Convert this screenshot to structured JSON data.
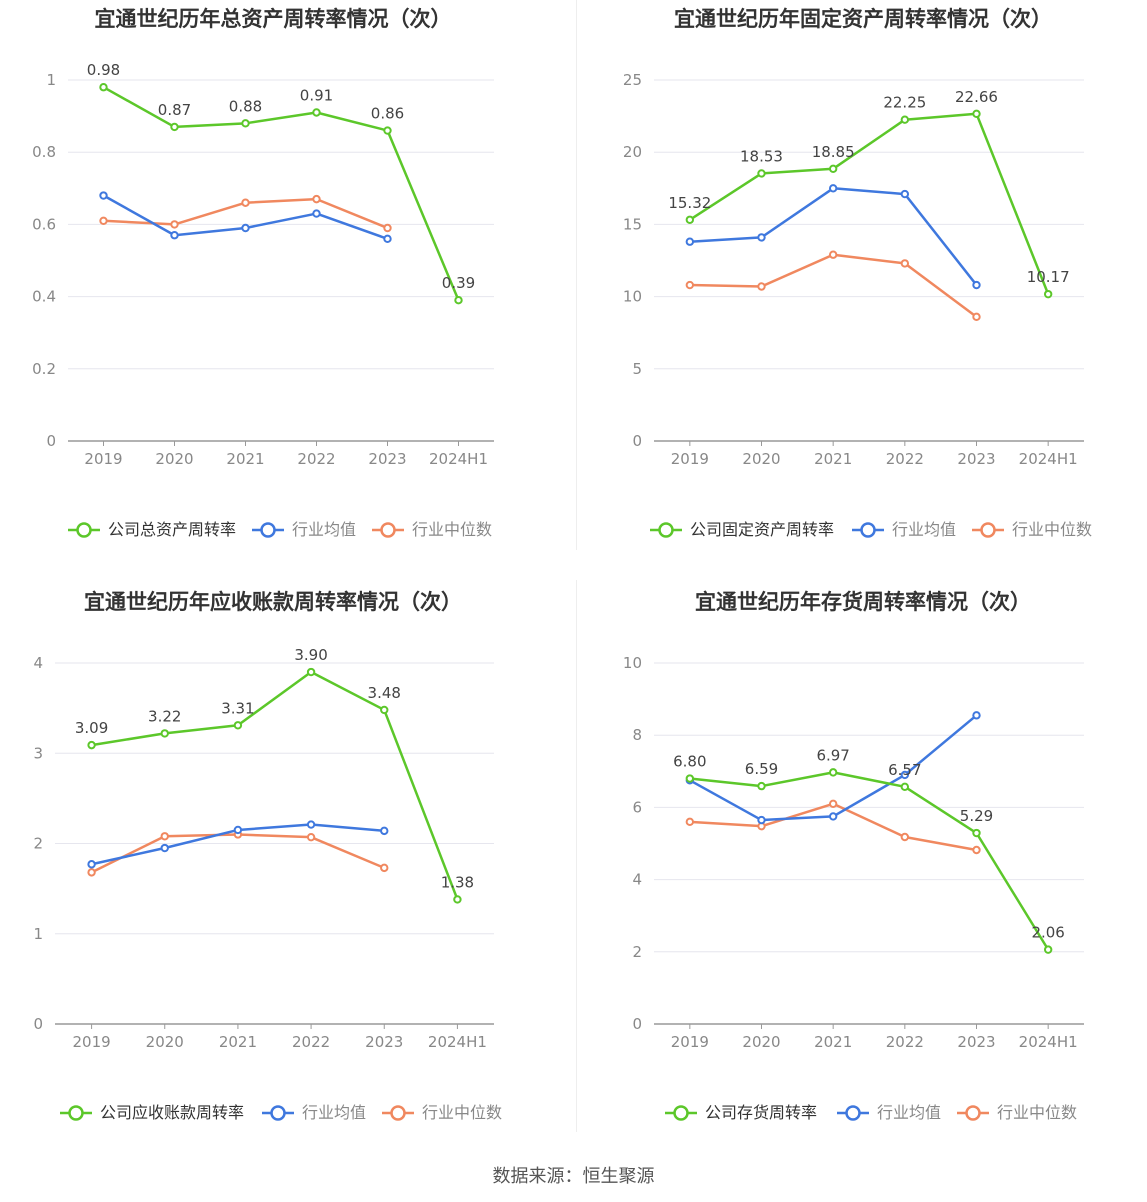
{
  "source": "数据来源：恒生聚源",
  "colors": {
    "company": "#5cc72a",
    "avg": "#3f78de",
    "median": "#f0885f",
    "grid": "#e6e6ee",
    "axis": "#999999",
    "tick": "#888888",
    "label": "#444444",
    "title": "#333333"
  },
  "chart_data": [
    {
      "type": "line",
      "title": "宜通世纪历年总资产周转率情况（次）",
      "categories": [
        "2019",
        "2020",
        "2021",
        "2022",
        "2023",
        "2024H1"
      ],
      "ylim": [
        0,
        1
      ],
      "yticks": [
        "0",
        "0.2",
        "0.4",
        "0.6",
        "0.8",
        "1"
      ],
      "ytick_values": [
        0,
        0.2,
        0.4,
        0.6,
        0.8,
        1
      ],
      "label_format": "2",
      "series": [
        {
          "name": "公司总资产周转率",
          "role": "company",
          "values": [
            0.98,
            0.87,
            0.88,
            0.91,
            0.86,
            0.39
          ]
        },
        {
          "name": "行业均值",
          "role": "avg",
          "values": [
            0.68,
            0.57,
            0.59,
            0.63,
            0.56,
            null
          ]
        },
        {
          "name": "行业中位数",
          "role": "median",
          "values": [
            0.61,
            0.6,
            0.66,
            0.67,
            0.59,
            null
          ]
        }
      ],
      "data_labels": [
        "0.98",
        "0.87",
        "0.88",
        "0.91",
        "0.86",
        "0.39"
      ],
      "legend": "bottom"
    },
    {
      "type": "line",
      "title": "宜通世纪历年固定资产周转率情况（次）",
      "categories": [
        "2019",
        "2020",
        "2021",
        "2022",
        "2023",
        "2024H1"
      ],
      "ylim": [
        0,
        25
      ],
      "yticks": [
        "0",
        "5",
        "10",
        "15",
        "20",
        "25"
      ],
      "ytick_values": [
        0,
        5,
        10,
        15,
        20,
        25
      ],
      "series": [
        {
          "name": "公司固定资产周转率",
          "role": "company",
          "values": [
            15.32,
            18.53,
            18.85,
            22.25,
            22.66,
            10.17
          ]
        },
        {
          "name": "行业均值",
          "role": "avg",
          "values": [
            13.8,
            14.1,
            17.5,
            17.1,
            10.8,
            null
          ]
        },
        {
          "name": "行业中位数",
          "role": "median",
          "values": [
            10.8,
            10.7,
            12.9,
            12.3,
            8.6,
            null
          ]
        }
      ],
      "data_labels": [
        "15.32",
        "18.53",
        "18.85",
        "22.25",
        "22.66",
        "10.17"
      ],
      "legend": "bottom"
    },
    {
      "type": "line",
      "title": "宜通世纪历年应收账款周转率情况（次）",
      "categories": [
        "2019",
        "2020",
        "2021",
        "2022",
        "2023",
        "2024H1"
      ],
      "ylim": [
        0,
        4
      ],
      "yticks": [
        "0",
        "1",
        "2",
        "3",
        "4"
      ],
      "ytick_values": [
        0,
        1,
        2,
        3,
        4
      ],
      "series": [
        {
          "name": "公司应收账款周转率",
          "role": "company",
          "values": [
            3.09,
            3.22,
            3.31,
            3.9,
            3.48,
            1.38
          ]
        },
        {
          "name": "行业均值",
          "role": "avg",
          "values": [
            1.77,
            1.95,
            2.15,
            2.21,
            2.14,
            null
          ]
        },
        {
          "name": "行业中位数",
          "role": "median",
          "values": [
            1.68,
            2.08,
            2.1,
            2.07,
            1.73,
            null
          ]
        }
      ],
      "data_labels": [
        "3.09",
        "3.22",
        "3.31",
        "3.90",
        "3.48",
        "1.38"
      ],
      "legend": "bottom"
    },
    {
      "type": "line",
      "title": "宜通世纪历年存货周转率情况（次）",
      "categories": [
        "2019",
        "2020",
        "2021",
        "2022",
        "2023",
        "2024H1"
      ],
      "ylim": [
        0,
        10
      ],
      "yticks": [
        "0",
        "2",
        "4",
        "6",
        "8",
        "10"
      ],
      "ytick_values": [
        0,
        2,
        4,
        6,
        8,
        10
      ],
      "series": [
        {
          "name": "公司存货周转率",
          "role": "company",
          "values": [
            6.8,
            6.59,
            6.97,
            6.57,
            5.29,
            2.06
          ]
        },
        {
          "name": "行业均值",
          "role": "avg",
          "values": [
            6.75,
            5.65,
            5.75,
            6.9,
            8.55,
            null
          ]
        },
        {
          "name": "行业中位数",
          "role": "median",
          "values": [
            5.6,
            5.48,
            6.1,
            5.18,
            4.82,
            null
          ]
        }
      ],
      "data_labels": [
        "6.80",
        "6.59",
        "6.97",
        "6.57",
        "5.29",
        "2.06"
      ],
      "legend": "bottom"
    }
  ]
}
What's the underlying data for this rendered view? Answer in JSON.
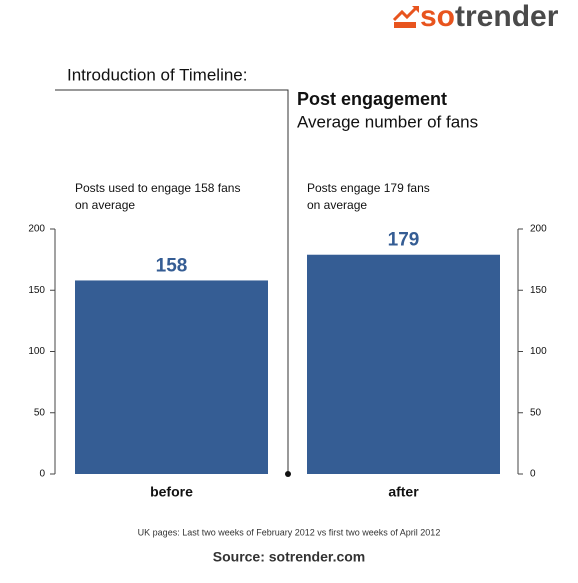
{
  "logo": "sotrender",
  "chart_data": {
    "type": "bar",
    "header": "Introduction of Timeline:",
    "title": "Post engagement",
    "subtitle": "Average number of fans",
    "categories": [
      "before",
      "after"
    ],
    "values": [
      158,
      179
    ],
    "annotations": [
      [
        "Posts used to engage 158 fans",
        "on average"
      ],
      [
        "Posts engage 179 fans",
        "on average"
      ]
    ],
    "color": "#355d94",
    "ylim": [
      0,
      200
    ],
    "yticks": [
      0,
      50,
      100,
      150,
      200
    ],
    "note": "UK pages: Last two weeks of February 2012 vs first two weeks of April 2012",
    "source": "Source: sotrender.com"
  }
}
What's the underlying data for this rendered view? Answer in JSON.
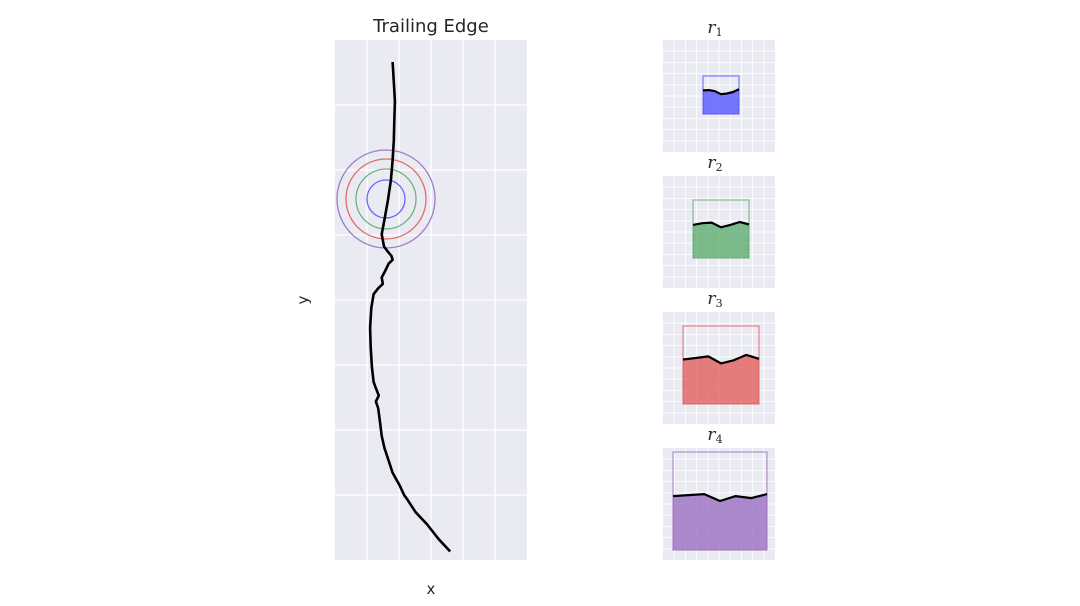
{
  "chart_data": [
    {
      "type": "line",
      "title": "Trailing Edge",
      "xlabel": "x",
      "ylabel": "y",
      "grid": true,
      "background": "#eaeaf2",
      "series": [
        {
          "color": "#000000",
          "x": [
            0.4,
            0.402,
            0.404,
            0.403,
            0.402,
            0.4,
            0.397,
            0.392,
            0.386,
            0.381,
            0.385,
            0.392,
            0.398,
            0.4,
            0.393,
            0.387,
            0.381,
            0.383,
            0.375,
            0.367,
            0.363,
            0.361,
            0.362,
            0.364,
            0.367,
            0.37,
            0.376,
            0.371,
            0.375,
            0.378,
            0.381,
            0.386,
            0.393,
            0.4,
            0.412,
            0.42,
            0.426,
            0.44,
            0.46,
            0.48,
            0.5
          ],
          "y": [
            1.0,
            0.96,
            0.92,
            0.88,
            0.84,
            0.8,
            0.76,
            0.72,
            0.68,
            0.65,
            0.625,
            0.614,
            0.606,
            0.598,
            0.59,
            0.575,
            0.562,
            0.549,
            0.54,
            0.528,
            0.5,
            0.46,
            0.42,
            0.38,
            0.35,
            0.34,
            0.322,
            0.31,
            0.296,
            0.27,
            0.24,
            0.215,
            0.19,
            0.165,
            0.14,
            0.12,
            0.11,
            0.085,
            0.06,
            0.03,
            0.005
          ]
        }
      ],
      "circles": [
        {
          "name": "r1",
          "color": "#4c4cff"
        },
        {
          "name": "r2",
          "color": "#55a868"
        },
        {
          "name": "r3",
          "color": "#e05555"
        },
        {
          "name": "r4",
          "color": "#9467bd"
        }
      ]
    },
    {
      "type": "area",
      "title": "r",
      "subscript": "1",
      "color": "#4c4cff",
      "window": 0.2,
      "profile": [
        0.62,
        0.63,
        0.6,
        0.52,
        0.54,
        0.58,
        0.65
      ]
    },
    {
      "type": "area",
      "title": "r",
      "subscript": "2",
      "color": "#55a868",
      "window": 0.4,
      "profile": [
        0.57,
        0.6,
        0.61,
        0.53,
        0.57,
        0.62,
        0.58
      ]
    },
    {
      "type": "area",
      "title": "r",
      "subscript": "3",
      "color": "#e05555",
      "window": 0.6,
      "profile": [
        0.57,
        0.59,
        0.61,
        0.52,
        0.56,
        0.63,
        0.58
      ]
    },
    {
      "type": "area",
      "title": "r",
      "subscript": "4",
      "color": "#9467bd",
      "window": 0.8,
      "profile": [
        0.55,
        0.56,
        0.57,
        0.5,
        0.55,
        0.53,
        0.57
      ]
    }
  ]
}
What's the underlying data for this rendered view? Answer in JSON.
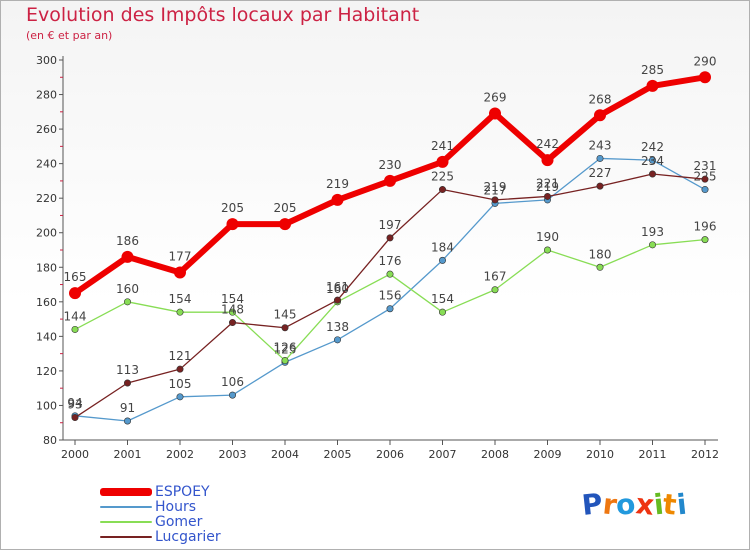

• • • •

Using the entries above, find all lines with "fans". Copy them.

=== EXERCISE ANSWER ===
    "subtitle": "Average number of fans",
        "Posts used to engage 158 fans",
        "Posts engage 179 fans",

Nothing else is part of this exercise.